■ Directions for this task ■
From the entries provided below, copy each line that contains the word "name".

--- start Extracted entries ---

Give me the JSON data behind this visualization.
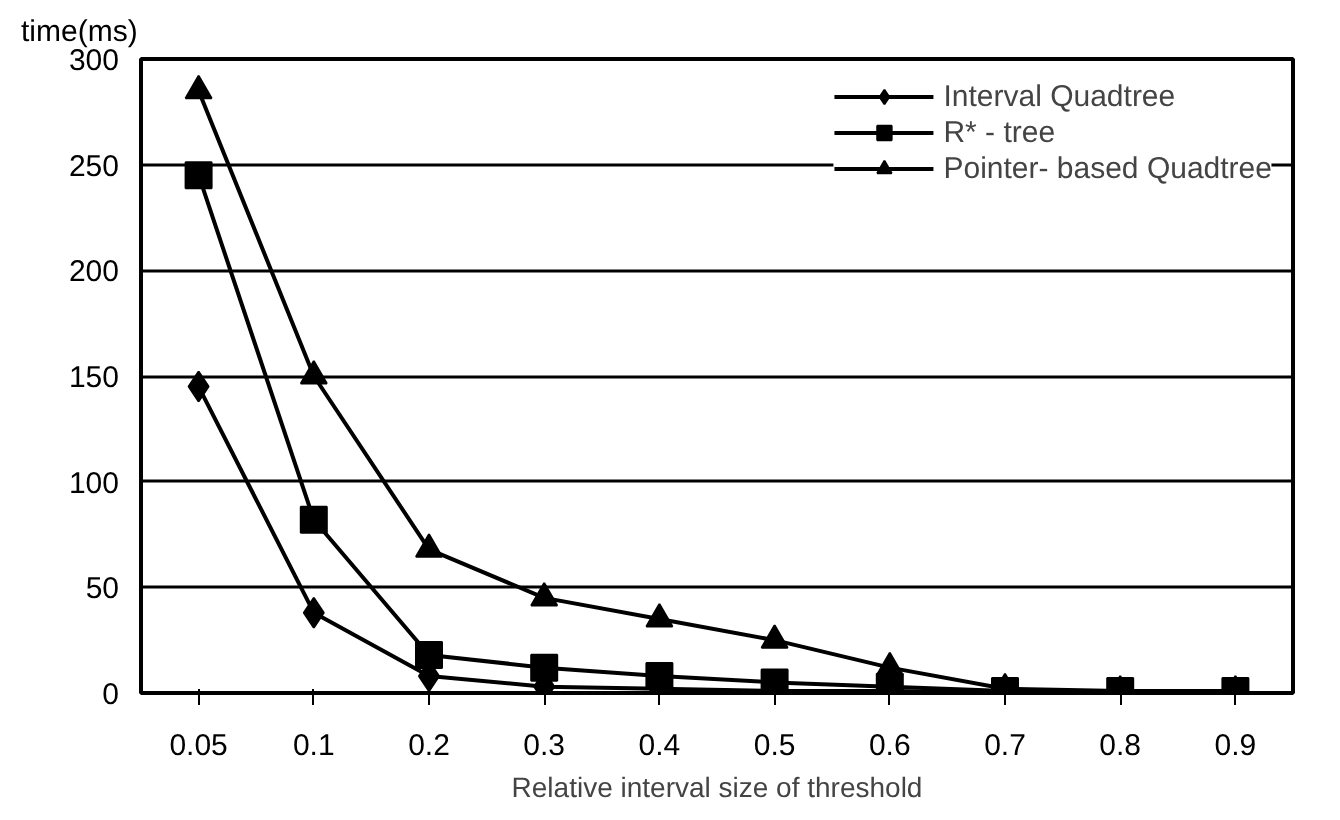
{
  "chart_data": {
    "type": "line",
    "xlabel": "Relative interval size of threshold",
    "ylabel": "time(ms)",
    "categories": [
      "0.05",
      "0.1",
      "0.2",
      "0.3",
      "0.4",
      "0.5",
      "0.6",
      "0.7",
      "0.8",
      "0.9"
    ],
    "series": [
      {
        "name": "Interval Quadtree",
        "color": "#000000",
        "marker": "diamond",
        "values": [
          145,
          38,
          8,
          3,
          2,
          1,
          1,
          0,
          0,
          0
        ]
      },
      {
        "name": "R* - tree",
        "color": "#000000",
        "marker": "square",
        "values": [
          245,
          82,
          18,
          12,
          8,
          5,
          3,
          1,
          1,
          1
        ]
      },
      {
        "name": "Pointer- based Quadtree",
        "color": "#000000",
        "marker": "triangle",
        "values": [
          285,
          150,
          68,
          45,
          35,
          25,
          12,
          2,
          1,
          1
        ]
      }
    ],
    "ylim": [
      0,
      300
    ],
    "yticks": [
      0,
      50,
      100,
      150,
      200,
      250,
      300
    ],
    "grid": "y",
    "legend": "top right",
    "line_style": "solid"
  }
}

--- end Extracted entries ---

■ Correct result ■
        "name": "Interval Quadtree",
        "name": "R* - tree",
        "name": "Pointer- based Quadtree",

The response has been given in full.